DO THIS: Edit the bezzle essay by restating the passage starting with "https://pluralistic.net/2023/06/02/plunderers/#farben" and going on through "an unimaginable scale.", with "knife edge" replaced by "tightrope".

The long bezzle

Verizon can remain irrational longer than you can remain solvent.

Cory Doctorow
6 min readAug 10, 2023

Going to Defcon this weekend? I’m giving a keynote, “An Audacious Plan to Halt the Internet’s Enshittification and Throw it Into Reverse,” on Saturday at 12:30pm, followed by a book signing at the No Starch Press booth at 2:30pm!

https://info.defcon.org/event/?id=50826

When it comes to the modern world of enshittified, terrible businesses, no addition to your vocabulary is more essential than “bezzle,” JK Galbraith’s term for “the magic interval when a confidence trickster knows he has the money he has appropriated but the victim does not yet understand that he has lost it”

https://pluralistic.net/2023/08/09/accounting-gimmicks/#unter

The bezzle is contained by two forces.

  • First, Stein’s Law: “Anything that can’t go on forever will eventually stop.”
  • Second, Keynes’s: “Markets can remain irrational longer than you can remain solvent.”

On the one hand, extremely badly run businesses that strip all the value out of the firm, making things progressively worse for its suppliers, workers and customers will eventually fail (Stein’s Law).

On the other hand, as the private equity sector has repeatedly demonstrated, there are all kinds of accounting tricks, subsidies and frauds that can animate a decaying, zombie firm long after its best-before date (Keynes’s irrational markets):

https://pluralistic.net/2023/06/02/plunderers/#farben

One company that has done an admirable job of balancing on a knife edge between Stein and Keynes is Verizon, a monopoly telecoms firm that has proven that a business can remain large, its products relied upon by millions, its stock actively traded and its market cap buoyant, despite manifest, repeated incompetence and waste on an unimaginable scale.

SOURCE MATERIAL:
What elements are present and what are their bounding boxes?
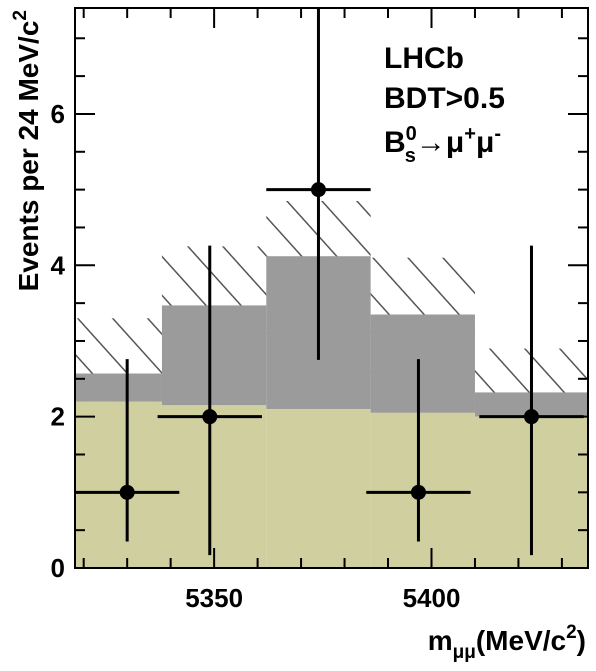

ANSWER FOR THE TASK:
https://pluralistic.net/2023/06/02/plunderers/#farben

One company that has done an admirable job of balancing on a tightrope between Stein and Keynes is Verizon, a monopoly telecoms firm that has proven that a business can remain large, its products relied upon by millions, its stock actively traded and its market cap buoyant, despite manifest, repeated incompetence and waste on an unimaginable scale.